--- Start of DATA ENTRIES ---
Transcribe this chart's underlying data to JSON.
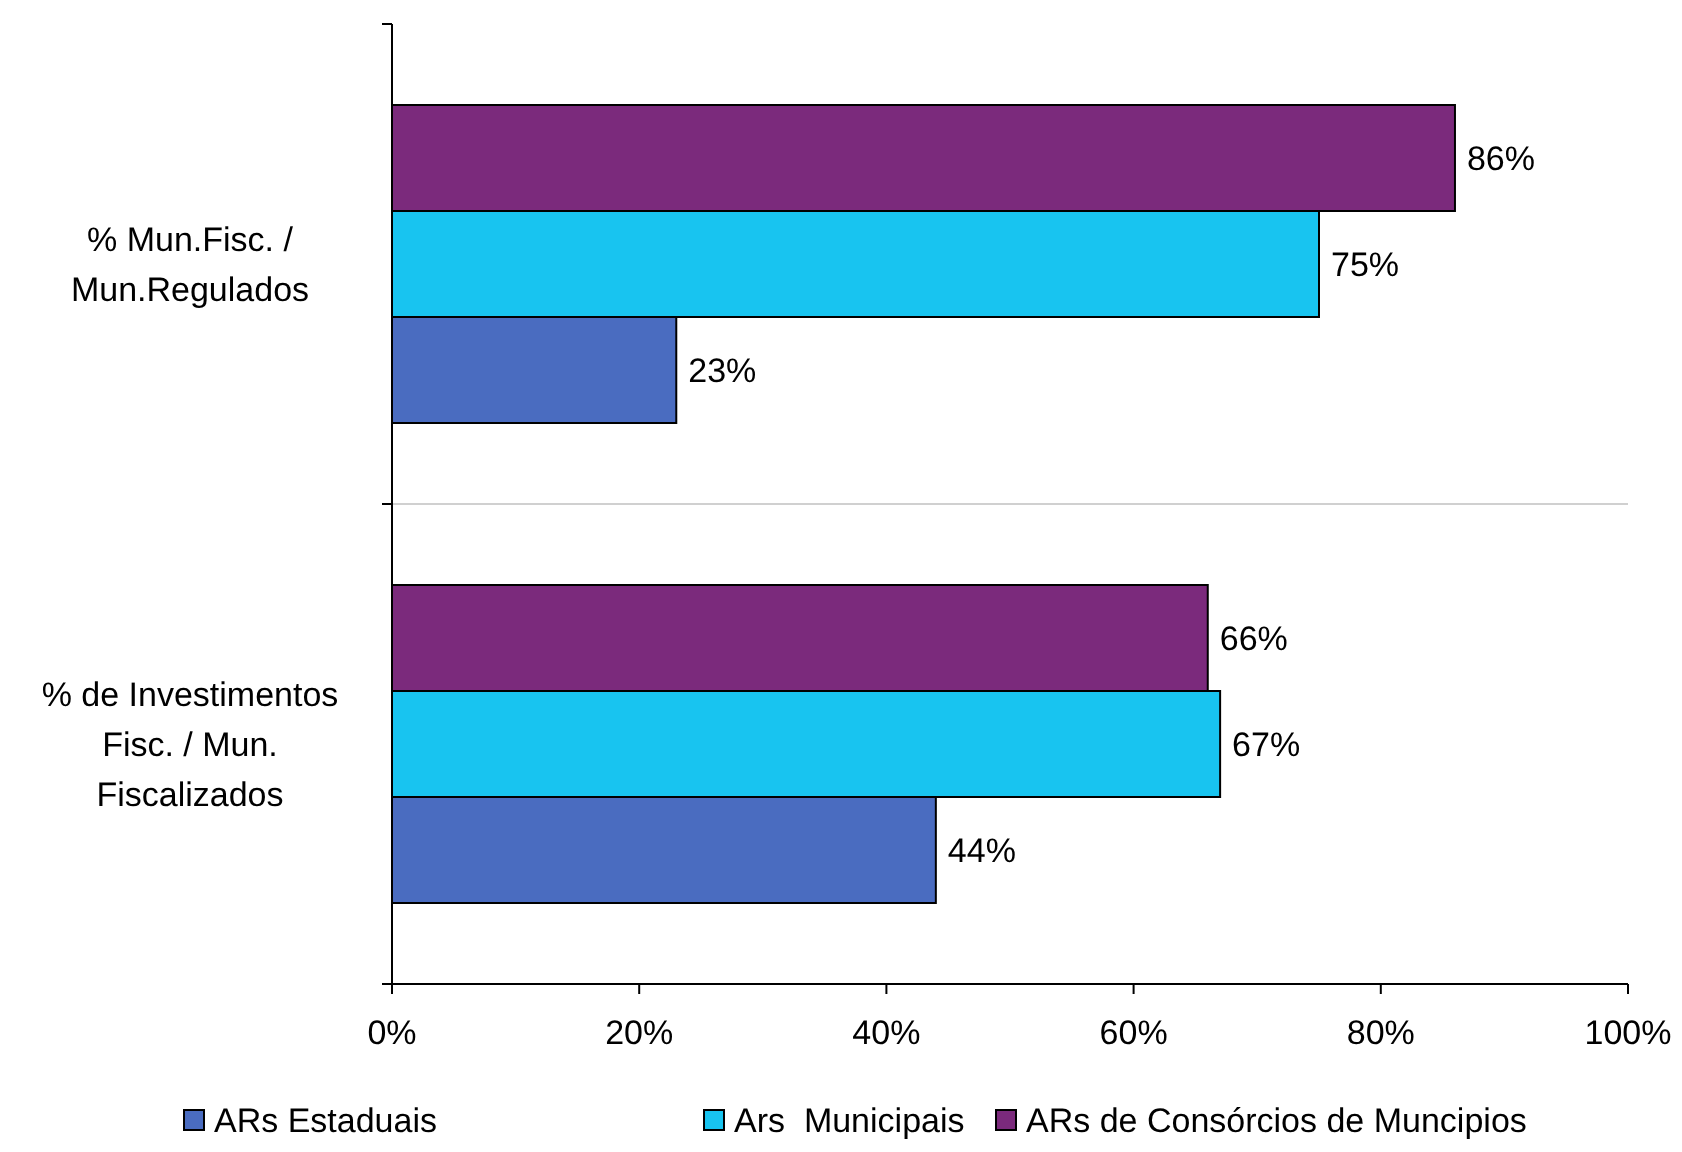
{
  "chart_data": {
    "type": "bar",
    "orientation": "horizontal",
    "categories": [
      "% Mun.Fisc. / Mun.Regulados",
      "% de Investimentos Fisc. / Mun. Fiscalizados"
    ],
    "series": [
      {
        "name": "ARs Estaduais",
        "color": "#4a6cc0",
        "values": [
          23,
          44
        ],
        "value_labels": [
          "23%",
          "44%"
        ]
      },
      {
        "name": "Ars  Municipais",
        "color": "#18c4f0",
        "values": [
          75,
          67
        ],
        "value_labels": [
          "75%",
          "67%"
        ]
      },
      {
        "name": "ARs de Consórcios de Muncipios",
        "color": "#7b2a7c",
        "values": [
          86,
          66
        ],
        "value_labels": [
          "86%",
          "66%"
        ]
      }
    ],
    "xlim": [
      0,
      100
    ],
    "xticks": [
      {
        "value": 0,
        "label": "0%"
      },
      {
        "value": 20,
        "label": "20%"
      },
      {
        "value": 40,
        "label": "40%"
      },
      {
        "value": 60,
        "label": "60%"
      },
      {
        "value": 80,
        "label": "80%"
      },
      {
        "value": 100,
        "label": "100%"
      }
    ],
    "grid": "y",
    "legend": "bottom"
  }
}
--- End of DATA ENTRIES ---
▶ **EXERCISE BRIEF**
In your copy of the listing above, reproduce each line exactly and omit all pictures.

▶ **EXERCISE SOLUTION**
Transcribe this chart's underlying data to JSON.
{
  "chart_data": {
    "type": "bar",
    "orientation": "horizontal",
    "categories": [
      "% Mun.Fisc. / Mun.Regulados",
      "% de Investimentos Fisc. / Mun. Fiscalizados"
    ],
    "series": [
      {
        "name": "ARs Estaduais",
        "color": "#4a6cc0",
        "values": [
          23,
          44
        ],
        "value_labels": [
          "23%",
          "44%"
        ]
      },
      {
        "name": "Ars  Municipais",
        "color": "#18c4f0",
        "values": [
          75,
          67
        ],
        "value_labels": [
          "75%",
          "67%"
        ]
      },
      {
        "name": "ARs de Consórcios de Muncipios",
        "color": "#7b2a7c",
        "values": [
          86,
          66
        ],
        "value_labels": [
          "86%",
          "66%"
        ]
      }
    ],
    "xlim": [
      0,
      100
    ],
    "xticks": [
      {
        "value": 0,
        "label": "0%"
      },
      {
        "value": 20,
        "label": "20%"
      },
      {
        "value": 40,
        "label": "40%"
      },
      {
        "value": 60,
        "label": "60%"
      },
      {
        "value": 80,
        "label": "80%"
      },
      {
        "value": 100,
        "label": "100%"
      }
    ],
    "grid": "y",
    "legend": "bottom"
  }
}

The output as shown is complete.